WRITTEN REQUEST
Would you retype all of these records exactly?

RECORD EXTRACTS
+++
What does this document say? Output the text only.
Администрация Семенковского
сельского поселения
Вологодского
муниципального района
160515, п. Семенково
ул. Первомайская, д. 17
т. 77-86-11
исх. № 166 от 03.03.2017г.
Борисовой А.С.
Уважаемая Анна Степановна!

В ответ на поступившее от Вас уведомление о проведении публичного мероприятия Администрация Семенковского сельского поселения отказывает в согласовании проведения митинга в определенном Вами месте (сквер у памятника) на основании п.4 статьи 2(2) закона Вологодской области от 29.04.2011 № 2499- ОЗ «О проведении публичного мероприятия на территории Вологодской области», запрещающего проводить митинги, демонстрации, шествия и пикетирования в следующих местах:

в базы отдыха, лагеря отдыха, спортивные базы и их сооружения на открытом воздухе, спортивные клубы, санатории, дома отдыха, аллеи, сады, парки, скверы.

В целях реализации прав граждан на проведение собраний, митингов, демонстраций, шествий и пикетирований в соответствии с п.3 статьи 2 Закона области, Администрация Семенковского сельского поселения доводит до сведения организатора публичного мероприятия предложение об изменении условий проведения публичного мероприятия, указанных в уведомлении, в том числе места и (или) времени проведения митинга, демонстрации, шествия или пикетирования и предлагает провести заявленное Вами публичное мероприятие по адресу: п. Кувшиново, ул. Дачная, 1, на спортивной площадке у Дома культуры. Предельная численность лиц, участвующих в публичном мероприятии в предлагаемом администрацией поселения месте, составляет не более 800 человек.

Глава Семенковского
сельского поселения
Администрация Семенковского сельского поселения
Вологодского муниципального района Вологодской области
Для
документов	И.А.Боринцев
+++
ANSWER TO THIS EXERCISE
What does this document say? Output the text only.
Администрация Семенковского
сельского поселения
Вологодского
муниципального района
160515, п. Семенково
ул. Первомайская, д. 17
т. 77-86-11
исх. № 166 от 03.03.2017г.
Борисовой А.С.
Уважаемая Анна Степановна!

В ответ на поступившее от Вас уведомление о проведении публичного мероприятия Администрация Семенковского сельского поселения отказывает в согласовании проведения митинга в определенном Вами месте (сквер у памятника) на основании п.4 статьи 2(2) закона Вологодской области от 29.04.2011 № 2499- ОЗ «О проведении публичного мероприятия на территории Вологодской области», запрещающего проводить митинги, демонстрации, шествия и пикетирования в следующих местах:

в базы отдыха, лагеря отдыха, спортивные базы и их сооружения на открытом воздухе, спортивные клубы, санатории, дома отдыха, аллеи, сады, парки, скверы.

В целях реализации прав граждан на проведение собраний, митингов, демонстраций, шествий и пикетирований в соответствии с п.3 статьи 2 Закона области, Администрация Семенковского сельского поселения доводит до сведения организатора публичного мероприятия предложение об изменении условий проведения публичного мероприятия, указанных в уведомлении, в том числе места и (или) времени проведения митинга, демонстрации, шествия или пикетирования и предлагает провести заявленное Вами публичное мероприятие по адресу: п. Кувшиново, ул. Дачная, 1, на спортивной площадке у Дома культуры. Предельная численность лиц, участвующих в публичном мероприятии в предлагаемом администрацией поселения месте, составляет не более 800 человек.

Глава Семенковского
сельского поселения
Администрация Семенковского сельского поселения
Вологодского муниципального района Вологодской области
Для
документов	И.А.Боринцев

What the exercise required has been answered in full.